- **Material supplied**:
<<<<

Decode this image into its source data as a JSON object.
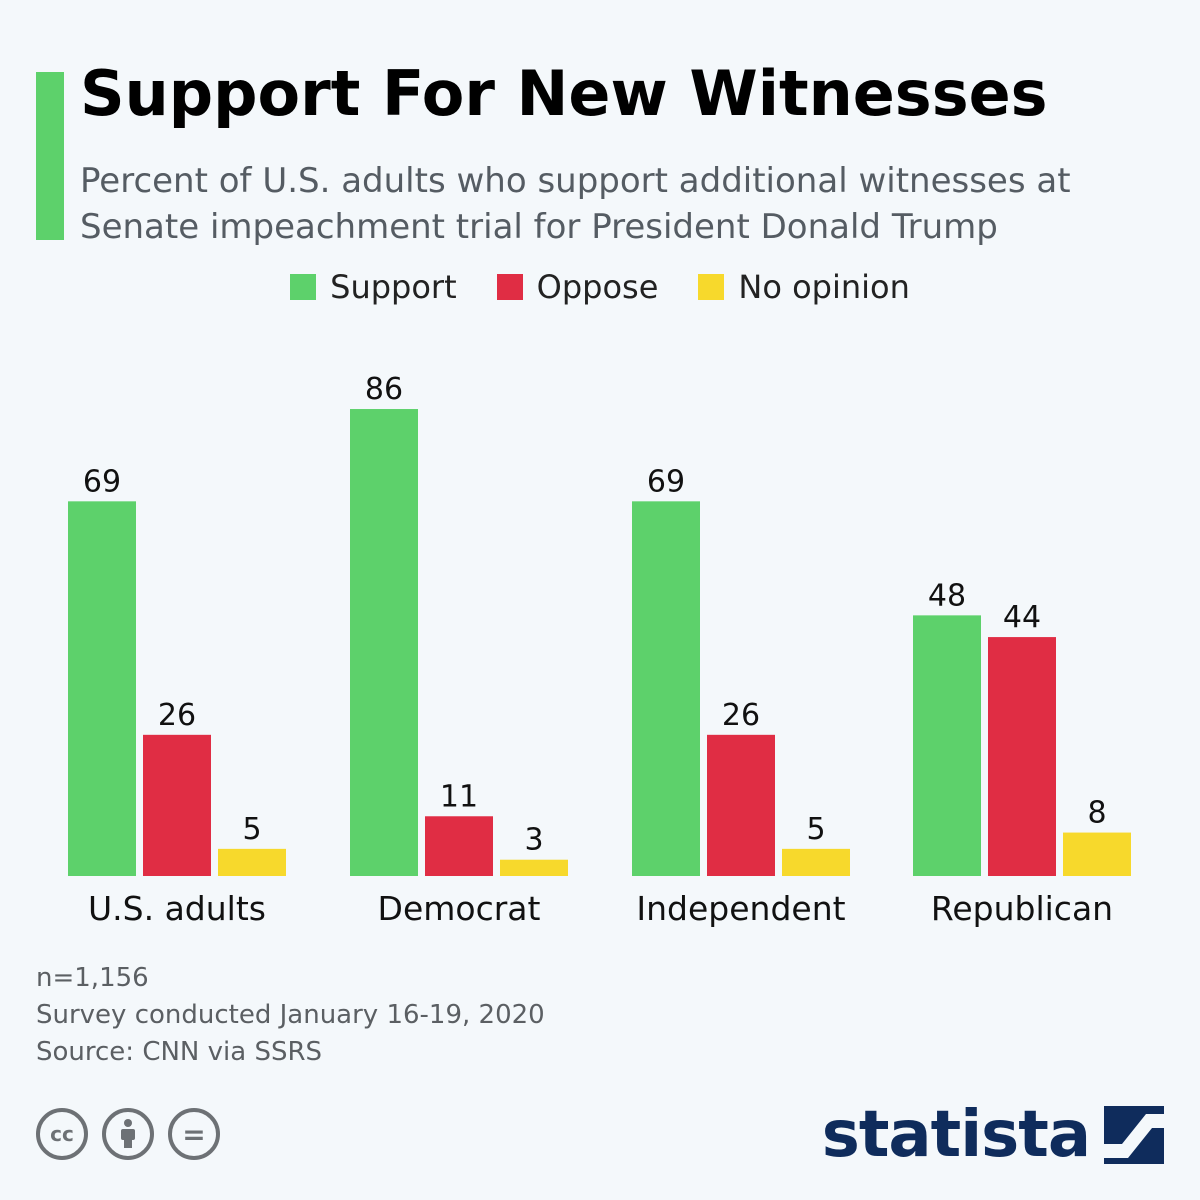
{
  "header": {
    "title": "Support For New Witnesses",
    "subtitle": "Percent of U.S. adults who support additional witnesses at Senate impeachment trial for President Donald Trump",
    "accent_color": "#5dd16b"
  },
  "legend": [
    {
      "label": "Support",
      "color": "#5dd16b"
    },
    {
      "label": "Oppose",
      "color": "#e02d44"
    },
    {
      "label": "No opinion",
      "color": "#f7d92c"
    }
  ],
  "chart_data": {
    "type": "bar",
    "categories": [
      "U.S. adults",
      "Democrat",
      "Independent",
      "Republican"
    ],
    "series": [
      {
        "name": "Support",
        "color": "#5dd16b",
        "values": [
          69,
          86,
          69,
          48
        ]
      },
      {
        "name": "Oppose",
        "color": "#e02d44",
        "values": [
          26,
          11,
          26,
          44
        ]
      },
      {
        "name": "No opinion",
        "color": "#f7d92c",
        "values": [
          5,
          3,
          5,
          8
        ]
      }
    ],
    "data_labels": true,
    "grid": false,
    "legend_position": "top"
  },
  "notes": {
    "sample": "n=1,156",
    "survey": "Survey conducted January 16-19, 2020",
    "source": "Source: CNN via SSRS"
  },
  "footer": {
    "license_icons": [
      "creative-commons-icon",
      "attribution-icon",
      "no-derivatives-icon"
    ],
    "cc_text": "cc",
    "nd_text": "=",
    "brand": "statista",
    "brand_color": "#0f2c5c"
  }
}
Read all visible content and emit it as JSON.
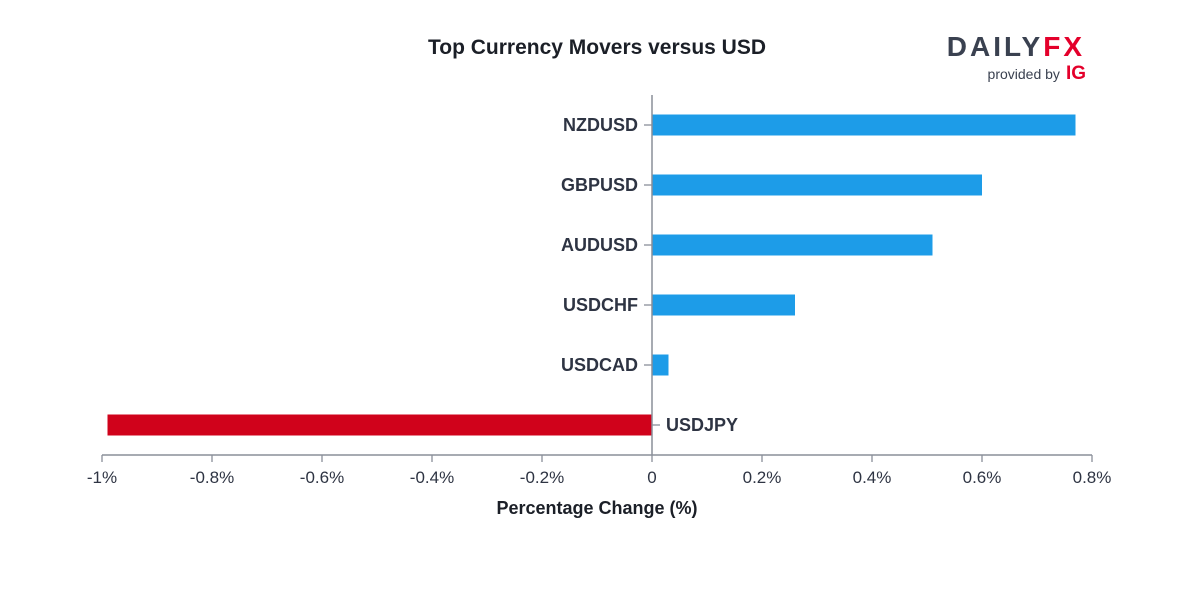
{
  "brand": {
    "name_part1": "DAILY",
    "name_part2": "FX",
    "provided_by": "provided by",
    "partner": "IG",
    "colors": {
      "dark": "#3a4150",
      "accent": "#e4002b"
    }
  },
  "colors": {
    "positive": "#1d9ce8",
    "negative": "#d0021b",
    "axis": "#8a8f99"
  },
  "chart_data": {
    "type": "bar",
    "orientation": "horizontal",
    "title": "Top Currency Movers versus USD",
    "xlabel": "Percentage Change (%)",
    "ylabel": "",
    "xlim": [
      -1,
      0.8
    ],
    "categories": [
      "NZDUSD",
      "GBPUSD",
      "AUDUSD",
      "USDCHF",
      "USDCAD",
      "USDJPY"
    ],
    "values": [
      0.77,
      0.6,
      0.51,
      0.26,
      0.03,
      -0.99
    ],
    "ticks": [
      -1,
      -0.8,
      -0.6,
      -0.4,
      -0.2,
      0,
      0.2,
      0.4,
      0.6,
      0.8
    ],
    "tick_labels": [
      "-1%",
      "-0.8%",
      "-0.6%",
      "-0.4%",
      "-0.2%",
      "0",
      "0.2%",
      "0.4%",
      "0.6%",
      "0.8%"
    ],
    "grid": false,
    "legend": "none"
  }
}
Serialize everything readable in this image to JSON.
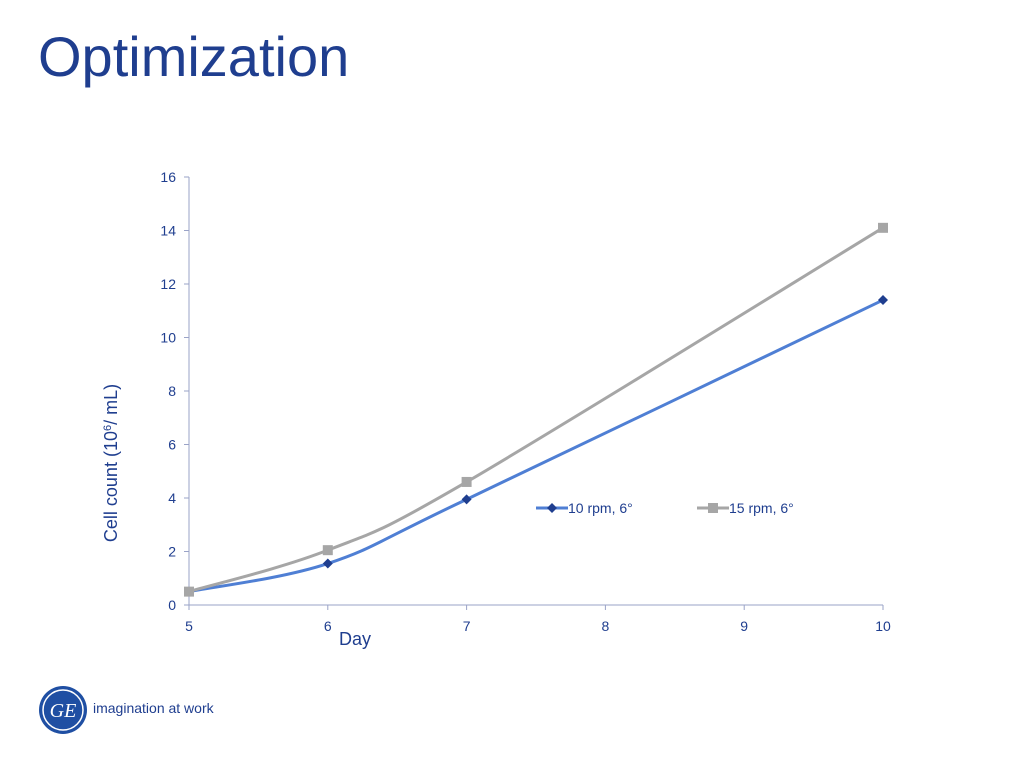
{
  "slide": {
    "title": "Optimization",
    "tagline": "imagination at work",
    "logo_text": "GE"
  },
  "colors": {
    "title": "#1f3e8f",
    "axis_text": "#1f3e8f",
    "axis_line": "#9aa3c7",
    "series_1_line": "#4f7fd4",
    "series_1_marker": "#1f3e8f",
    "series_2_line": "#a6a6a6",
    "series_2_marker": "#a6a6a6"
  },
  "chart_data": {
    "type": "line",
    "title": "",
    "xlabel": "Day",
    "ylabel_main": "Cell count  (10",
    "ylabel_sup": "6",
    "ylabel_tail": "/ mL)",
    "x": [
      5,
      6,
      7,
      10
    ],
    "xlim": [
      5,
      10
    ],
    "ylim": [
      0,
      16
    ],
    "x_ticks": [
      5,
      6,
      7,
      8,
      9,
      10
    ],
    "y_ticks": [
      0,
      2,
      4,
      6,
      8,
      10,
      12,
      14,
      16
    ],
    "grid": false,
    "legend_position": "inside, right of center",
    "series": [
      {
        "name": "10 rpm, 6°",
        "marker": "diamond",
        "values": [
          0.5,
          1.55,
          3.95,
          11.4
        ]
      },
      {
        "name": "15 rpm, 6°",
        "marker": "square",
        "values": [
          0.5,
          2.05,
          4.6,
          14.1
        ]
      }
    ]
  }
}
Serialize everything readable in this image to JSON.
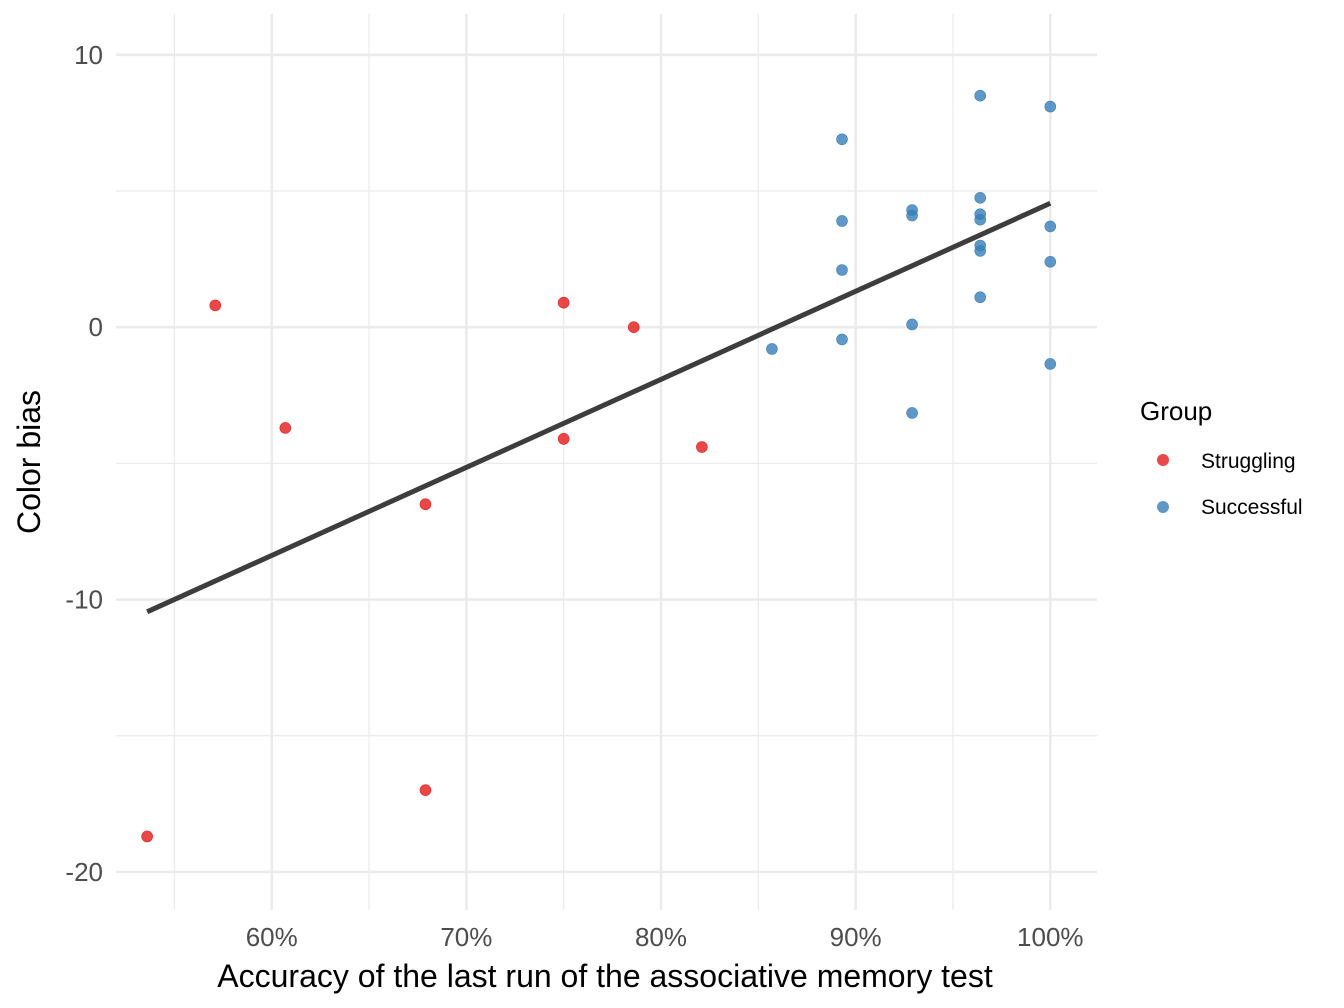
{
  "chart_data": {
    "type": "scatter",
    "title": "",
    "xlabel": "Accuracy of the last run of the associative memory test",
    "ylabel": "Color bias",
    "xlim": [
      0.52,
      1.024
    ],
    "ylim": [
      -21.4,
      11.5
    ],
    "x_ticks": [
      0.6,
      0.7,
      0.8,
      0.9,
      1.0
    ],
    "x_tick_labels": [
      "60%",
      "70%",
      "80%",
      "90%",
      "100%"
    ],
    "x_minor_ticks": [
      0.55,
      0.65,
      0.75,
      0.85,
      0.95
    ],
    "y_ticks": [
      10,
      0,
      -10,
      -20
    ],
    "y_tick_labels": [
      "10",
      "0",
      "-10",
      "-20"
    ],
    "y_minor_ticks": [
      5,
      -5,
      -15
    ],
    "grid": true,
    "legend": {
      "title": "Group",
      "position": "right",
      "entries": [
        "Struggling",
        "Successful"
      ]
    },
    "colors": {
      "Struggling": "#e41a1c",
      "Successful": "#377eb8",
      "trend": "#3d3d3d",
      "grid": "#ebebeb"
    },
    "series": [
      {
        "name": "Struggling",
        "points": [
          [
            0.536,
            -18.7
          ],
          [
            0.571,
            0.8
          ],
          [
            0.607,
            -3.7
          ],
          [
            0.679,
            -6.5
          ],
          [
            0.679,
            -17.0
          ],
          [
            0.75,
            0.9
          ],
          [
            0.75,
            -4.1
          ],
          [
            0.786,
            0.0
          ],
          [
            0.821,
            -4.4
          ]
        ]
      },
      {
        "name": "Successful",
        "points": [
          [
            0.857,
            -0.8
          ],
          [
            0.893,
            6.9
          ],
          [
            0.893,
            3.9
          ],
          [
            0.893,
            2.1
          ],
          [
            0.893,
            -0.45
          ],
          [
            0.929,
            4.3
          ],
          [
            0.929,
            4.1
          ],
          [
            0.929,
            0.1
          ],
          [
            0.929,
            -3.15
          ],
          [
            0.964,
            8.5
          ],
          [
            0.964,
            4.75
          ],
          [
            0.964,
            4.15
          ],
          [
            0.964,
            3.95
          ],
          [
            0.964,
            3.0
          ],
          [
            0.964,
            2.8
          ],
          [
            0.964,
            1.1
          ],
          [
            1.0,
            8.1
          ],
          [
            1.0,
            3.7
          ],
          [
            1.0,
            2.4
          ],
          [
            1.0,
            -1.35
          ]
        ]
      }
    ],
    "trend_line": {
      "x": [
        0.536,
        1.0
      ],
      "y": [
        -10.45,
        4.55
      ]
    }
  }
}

>>>>

- **What the exercise asks**:
Repeat each entry exactly as it appears; skip any picture.

- **Worked answer**:
Decode this image into its source data as a JSON object.
{
  "header": {
    "title": "Support For New Witnesses",
    "subtitle": "Percent of U.S. adults who support additional witnesses at Senate impeachment trial for President Donald Trump",
    "accent_color": "#5dd16b"
  },
  "legend": [
    {
      "label": "Support",
      "color": "#5dd16b"
    },
    {
      "label": "Oppose",
      "color": "#e02d44"
    },
    {
      "label": "No opinion",
      "color": "#f7d92c"
    }
  ],
  "chart_data": {
    "type": "bar",
    "categories": [
      "U.S. adults",
      "Democrat",
      "Independent",
      "Republican"
    ],
    "series": [
      {
        "name": "Support",
        "color": "#5dd16b",
        "values": [
          69,
          86,
          69,
          48
        ]
      },
      {
        "name": "Oppose",
        "color": "#e02d44",
        "values": [
          26,
          11,
          26,
          44
        ]
      },
      {
        "name": "No opinion",
        "color": "#f7d92c",
        "values": [
          5,
          3,
          5,
          8
        ]
      }
    ],
    "data_labels": true,
    "grid": false,
    "legend_position": "top"
  },
  "notes": {
    "sample": "n=1,156",
    "survey": "Survey conducted January 16-19, 2020",
    "source": "Source: CNN via SSRS"
  },
  "footer": {
    "license_icons": [
      "creative-commons-icon",
      "attribution-icon",
      "no-derivatives-icon"
    ],
    "cc_text": "cc",
    "nd_text": "=",
    "brand": "statista",
    "brand_color": "#0f2c5c"
  }
}
Read all visible content and emit it as JSON.
{
  "brand": {
    "name_part1": "DAILY",
    "name_part2": "FX",
    "provided_by": "provided by",
    "partner": "IG",
    "colors": {
      "dark": "#3a4150",
      "accent": "#e4002b"
    }
  },
  "colors": {
    "positive": "#1d9ce8",
    "negative": "#d0021b",
    "axis": "#8a8f99"
  },
  "chart_data": {
    "type": "bar",
    "orientation": "horizontal",
    "title": "Top Currency Movers versus USD",
    "xlabel": "Percentage Change (%)",
    "ylabel": "",
    "xlim": [
      -1,
      0.8
    ],
    "categories": [
      "NZDUSD",
      "GBPUSD",
      "AUDUSD",
      "USDCHF",
      "USDCAD",
      "USDJPY"
    ],
    "values": [
      0.77,
      0.6,
      0.51,
      0.26,
      0.03,
      -0.99
    ],
    "ticks": [
      -1,
      -0.8,
      -0.6,
      -0.4,
      -0.2,
      0,
      0.2,
      0.4,
      0.6,
      0.8
    ],
    "tick_labels": [
      "-1%",
      "-0.8%",
      "-0.6%",
      "-0.4%",
      "-0.2%",
      "0",
      "0.2%",
      "0.4%",
      "0.6%",
      "0.8%"
    ],
    "grid": false,
    "legend": "none"
  }
}
Serialize everything readable in this image to JSON.
{
  "slide": {
    "title": "Optimization",
    "tagline": "imagination at work",
    "logo_text": "GE"
  },
  "colors": {
    "title": "#1f3e8f",
    "axis_text": "#1f3e8f",
    "axis_line": "#9aa3c7",
    "series_1_line": "#4f7fd4",
    "series_1_marker": "#1f3e8f",
    "series_2_line": "#a6a6a6",
    "series_2_marker": "#a6a6a6"
  },
  "chart_data": {
    "type": "line",
    "title": "",
    "xlabel": "Day",
    "ylabel_main": "Cell count  (10",
    "ylabel_sup": "6",
    "ylabel_tail": "/ mL)",
    "x": [
      5,
      6,
      7,
      10
    ],
    "xlim": [
      5,
      10
    ],
    "ylim": [
      0,
      16
    ],
    "x_ticks": [
      5,
      6,
      7,
      8,
      9,
      10
    ],
    "y_ticks": [
      0,
      2,
      4,
      6,
      8,
      10,
      12,
      14,
      16
    ],
    "grid": false,
    "legend_position": "inside, right of center",
    "series": [
      {
        "name": "10 rpm, 6°",
        "marker": "diamond",
        "values": [
          0.5,
          1.55,
          3.95,
          11.4
        ]
      },
      {
        "name": "15 rpm, 6°",
        "marker": "square",
        "values": [
          0.5,
          2.05,
          4.6,
          14.1
        ]
      }
    ]
  }
}
Serialize everything readable in this image to JSON.
{
  "chart_data": {
    "type": "scatter",
    "title": "",
    "xlabel": "Accuracy of the last run of the associative memory test",
    "ylabel": "Color bias",
    "xlim": [
      0.52,
      1.024
    ],
    "ylim": [
      -21.4,
      11.5
    ],
    "x_ticks": [
      0.6,
      0.7,
      0.8,
      0.9,
      1.0
    ],
    "x_tick_labels": [
      "60%",
      "70%",
      "80%",
      "90%",
      "100%"
    ],
    "x_minor_ticks": [
      0.55,
      0.65,
      0.75,
      0.85,
      0.95
    ],
    "y_ticks": [
      10,
      0,
      -10,
      -20
    ],
    "y_tick_labels": [
      "10",
      "0",
      "-10",
      "-20"
    ],
    "y_minor_ticks": [
      5,
      -5,
      -15
    ],
    "grid": true,
    "legend": {
      "title": "Group",
      "position": "right",
      "entries": [
        "Struggling",
        "Successful"
      ]
    },
    "colors": {
      "Struggling": "#e41a1c",
      "Successful": "#377eb8",
      "trend": "#3d3d3d",
      "grid": "#ebebeb"
    },
    "series": [
      {
        "name": "Struggling",
        "points": [
          [
            0.536,
            -18.7
          ],
          [
            0.571,
            0.8
          ],
          [
            0.607,
            -3.7
          ],
          [
            0.679,
            -6.5
          ],
          [
            0.679,
            -17.0
          ],
          [
            0.75,
            0.9
          ],
          [
            0.75,
            -4.1
          ],
          [
            0.786,
            0.0
          ],
          [
            0.821,
            -4.4
          ]
        ]
      },
      {
        "name": "Successful",
        "points": [
          [
            0.857,
            -0.8
          ],
          [
            0.893,
            6.9
          ],
          [
            0.893,
            3.9
          ],
          [
            0.893,
            2.1
          ],
          [
            0.893,
            -0.45
          ],
          [
            0.929,
            4.3
          ],
          [
            0.929,
            4.1
          ],
          [
            0.929,
            0.1
          ],
          [
            0.929,
            -3.15
          ],
          [
            0.964,
            8.5
          ],
          [
            0.964,
            4.75
          ],
          [
            0.964,
            4.15
          ],
          [
            0.964,
            3.95
          ],
          [
            0.964,
            3.0
          ],
          [
            0.964,
            2.8
          ],
          [
            0.964,
            1.1
          ],
          [
            1.0,
            8.1
          ],
          [
            1.0,
            3.7
          ],
          [
            1.0,
            2.4
          ],
          [
            1.0,
            -1.35
          ]
        ]
      }
    ],
    "trend_line": {
      "x": [
        0.536,
        1.0
      ],
      "y": [
        -10.45,
        4.55
      ]
    }
  }
}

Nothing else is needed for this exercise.